-- Task statement --
Everything in the listing except the pictures should be written out exactly.

-- Data for the task --
·····
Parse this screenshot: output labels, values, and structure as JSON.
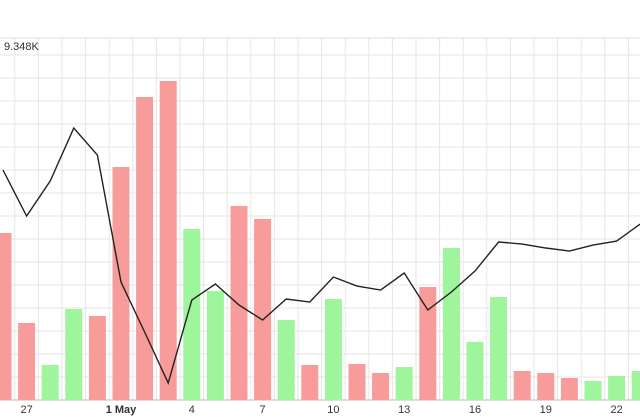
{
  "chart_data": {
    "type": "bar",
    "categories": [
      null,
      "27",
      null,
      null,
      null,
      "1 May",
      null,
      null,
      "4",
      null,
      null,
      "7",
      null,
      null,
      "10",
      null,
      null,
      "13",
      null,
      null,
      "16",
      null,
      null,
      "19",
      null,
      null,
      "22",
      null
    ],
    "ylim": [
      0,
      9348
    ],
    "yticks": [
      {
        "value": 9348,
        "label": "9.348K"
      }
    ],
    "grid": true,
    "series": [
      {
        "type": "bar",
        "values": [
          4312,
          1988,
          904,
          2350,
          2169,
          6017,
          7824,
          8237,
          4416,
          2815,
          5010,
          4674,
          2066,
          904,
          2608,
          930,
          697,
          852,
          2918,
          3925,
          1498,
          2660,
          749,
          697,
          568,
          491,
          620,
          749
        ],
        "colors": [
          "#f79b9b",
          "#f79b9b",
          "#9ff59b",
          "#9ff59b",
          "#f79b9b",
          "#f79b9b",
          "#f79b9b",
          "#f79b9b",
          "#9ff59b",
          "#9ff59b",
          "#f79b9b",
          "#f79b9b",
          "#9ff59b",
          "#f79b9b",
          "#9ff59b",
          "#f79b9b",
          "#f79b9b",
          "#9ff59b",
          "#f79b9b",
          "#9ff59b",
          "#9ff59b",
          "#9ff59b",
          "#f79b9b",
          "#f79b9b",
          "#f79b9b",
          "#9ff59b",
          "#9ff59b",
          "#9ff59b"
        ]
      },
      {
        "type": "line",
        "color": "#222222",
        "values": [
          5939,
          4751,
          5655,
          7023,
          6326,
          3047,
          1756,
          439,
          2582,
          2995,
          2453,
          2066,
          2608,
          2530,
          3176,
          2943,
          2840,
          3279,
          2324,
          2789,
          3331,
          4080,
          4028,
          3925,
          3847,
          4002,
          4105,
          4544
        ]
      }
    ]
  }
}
·····
-- Answer --
Parse this screenshot: output labels, values, and structure as JSON.
{
  "chart_data": {
    "type": "bar",
    "categories": [
      null,
      "27",
      null,
      null,
      null,
      "1 May",
      null,
      null,
      "4",
      null,
      null,
      "7",
      null,
      null,
      "10",
      null,
      null,
      "13",
      null,
      null,
      "16",
      null,
      null,
      "19",
      null,
      null,
      "22",
      null
    ],
    "ylim": [
      0,
      9348
    ],
    "yticks": [
      {
        "value": 9348,
        "label": "9.348K"
      }
    ],
    "grid": true,
    "series": [
      {
        "type": "bar",
        "values": [
          4312,
          1988,
          904,
          2350,
          2169,
          6017,
          7824,
          8237,
          4416,
          2815,
          5010,
          4674,
          2066,
          904,
          2608,
          930,
          697,
          852,
          2918,
          3925,
          1498,
          2660,
          749,
          697,
          568,
          491,
          620,
          749
        ],
        "colors": [
          "#f79b9b",
          "#f79b9b",
          "#9ff59b",
          "#9ff59b",
          "#f79b9b",
          "#f79b9b",
          "#f79b9b",
          "#f79b9b",
          "#9ff59b",
          "#9ff59b",
          "#f79b9b",
          "#f79b9b",
          "#9ff59b",
          "#f79b9b",
          "#9ff59b",
          "#f79b9b",
          "#f79b9b",
          "#9ff59b",
          "#f79b9b",
          "#9ff59b",
          "#9ff59b",
          "#9ff59b",
          "#f79b9b",
          "#f79b9b",
          "#f79b9b",
          "#9ff59b",
          "#9ff59b",
          "#9ff59b"
        ]
      },
      {
        "type": "line",
        "color": "#222222",
        "values": [
          5939,
          4751,
          5655,
          7023,
          6326,
          3047,
          1756,
          439,
          2582,
          2995,
          2453,
          2066,
          2608,
          2530,
          3176,
          2943,
          2840,
          3279,
          2324,
          2789,
          3331,
          4080,
          4028,
          3925,
          3847,
          4002,
          4105,
          4544
        ]
      }
    ]
  }
}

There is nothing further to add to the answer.